Everything in the listing should be restated word for word.

---------- EXERCISE INPUTS ----------

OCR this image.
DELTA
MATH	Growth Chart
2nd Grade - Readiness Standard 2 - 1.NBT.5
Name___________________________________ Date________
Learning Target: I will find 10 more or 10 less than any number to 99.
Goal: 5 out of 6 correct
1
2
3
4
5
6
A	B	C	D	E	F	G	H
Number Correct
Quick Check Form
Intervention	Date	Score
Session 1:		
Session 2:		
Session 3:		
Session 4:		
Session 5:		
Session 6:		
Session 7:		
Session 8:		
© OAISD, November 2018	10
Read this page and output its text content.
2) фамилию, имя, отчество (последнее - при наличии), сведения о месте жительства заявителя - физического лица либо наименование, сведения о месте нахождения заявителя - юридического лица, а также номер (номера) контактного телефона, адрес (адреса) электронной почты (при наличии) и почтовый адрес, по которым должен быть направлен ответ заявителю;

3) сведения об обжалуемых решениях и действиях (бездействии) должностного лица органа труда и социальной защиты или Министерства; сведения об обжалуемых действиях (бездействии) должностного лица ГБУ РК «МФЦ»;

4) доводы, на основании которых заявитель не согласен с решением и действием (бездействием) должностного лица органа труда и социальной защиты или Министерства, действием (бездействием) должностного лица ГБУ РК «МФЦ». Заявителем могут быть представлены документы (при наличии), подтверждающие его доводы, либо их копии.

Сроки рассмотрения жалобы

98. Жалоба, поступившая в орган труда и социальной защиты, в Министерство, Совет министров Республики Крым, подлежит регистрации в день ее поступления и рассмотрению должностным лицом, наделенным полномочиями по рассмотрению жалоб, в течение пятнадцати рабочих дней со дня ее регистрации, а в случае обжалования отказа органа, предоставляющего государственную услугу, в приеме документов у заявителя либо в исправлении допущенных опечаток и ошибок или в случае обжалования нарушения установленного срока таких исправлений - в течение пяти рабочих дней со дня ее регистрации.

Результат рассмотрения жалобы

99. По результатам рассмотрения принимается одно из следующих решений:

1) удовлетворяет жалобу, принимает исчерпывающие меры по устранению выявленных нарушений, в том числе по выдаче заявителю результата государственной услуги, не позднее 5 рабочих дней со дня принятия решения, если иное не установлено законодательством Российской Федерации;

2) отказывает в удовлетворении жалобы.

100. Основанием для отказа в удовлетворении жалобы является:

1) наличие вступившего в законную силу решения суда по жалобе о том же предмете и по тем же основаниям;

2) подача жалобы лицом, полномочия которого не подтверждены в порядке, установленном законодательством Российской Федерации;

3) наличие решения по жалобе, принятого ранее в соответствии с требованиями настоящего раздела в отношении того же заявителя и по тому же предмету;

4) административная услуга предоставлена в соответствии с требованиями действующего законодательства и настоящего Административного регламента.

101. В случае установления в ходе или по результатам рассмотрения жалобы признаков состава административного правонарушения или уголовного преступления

----------

ANSWER TO THIS TASK:
OCR this image.
DELTA
MATH	Growth Chart
2nd Grade - Readiness Standard 2 - 1.NBT.5
Name___________________________________ Date________
Learning Target: I will find 10 more or 10 less than any number to 99.
Goal: 5 out of 6 correct
1
2
3
4
5
6
A	B	C	D	E	F	G	H
Number Correct
Quick Check Form
Intervention	Date	Score
Session 1:		
Session 2:		
Session 3:		
Session 4:		
Session 5:		
Session 6:		
Session 7:		
Session 8:		
© OAISD, November 2018	10
Read this page and output its text content.
2) фамилию, имя, отчество (последнее - при наличии), сведения о месте жительства заявителя - физического лица либо наименование, сведения о месте нахождения заявителя - юридического лица, а также номер (номера) контактного телефона, адрес (адреса) электронной почты (при наличии) и почтовый адрес, по которым должен быть направлен ответ заявителю;

3) сведения об обжалуемых решениях и действиях (бездействии) должностного лица органа труда и социальной защиты или Министерства; сведения об обжалуемых действиях (бездействии) должностного лица ГБУ РК «МФЦ»;

4) доводы, на основании которых заявитель не согласен с решением и действием (бездействием) должностного лица органа труда и социальной защиты или Министерства, действием (бездействием) должностного лица ГБУ РК «МФЦ». Заявителем могут быть представлены документы (при наличии), подтверждающие его доводы, либо их копии.

Сроки рассмотрения жалобы

98. Жалоба, поступившая в орган труда и социальной защиты, в Министерство, Совет министров Республики Крым, подлежит регистрации в день ее поступления и рассмотрению должностным лицом, наделенным полномочиями по рассмотрению жалоб, в течение пятнадцати рабочих дней со дня ее регистрации, а в случае обжалования отказа органа, предоставляющего государственную услугу, в приеме документов у заявителя либо в исправлении допущенных опечаток и ошибок или в случае обжалования нарушения установленного срока таких исправлений - в течение пяти рабочих дней со дня ее регистрации.

Результат рассмотрения жалобы

99. По результатам рассмотрения принимается одно из следующих решений:

1) удовлетворяет жалобу, принимает исчерпывающие меры по устранению выявленных нарушений, в том числе по выдаче заявителю результата государственной услуги, не позднее 5 рабочих дней со дня принятия решения, если иное не установлено законодательством Российской Федерации;

2) отказывает в удовлетворении жалобы.

100. Основанием для отказа в удовлетворении жалобы является:

1) наличие вступившего в законную силу решения суда по жалобе о том же предмете и по тем же основаниям;

2) подача жалобы лицом, полномочия которого не подтверждены в порядке, установленном законодательством Российской Федерации;

3) наличие решения по жалобе, принятого ранее в соответствии с требованиями настоящего раздела в отношении того же заявителя и по тому же предмету;

4) административная услуга предоставлена в соответствии с требованиями действующего законодательства и настоящего Административного регламента.

101. В случае установления в ходе или по результатам рассмотрения жалобы признаков состава административного правонарушения или уголовного преступления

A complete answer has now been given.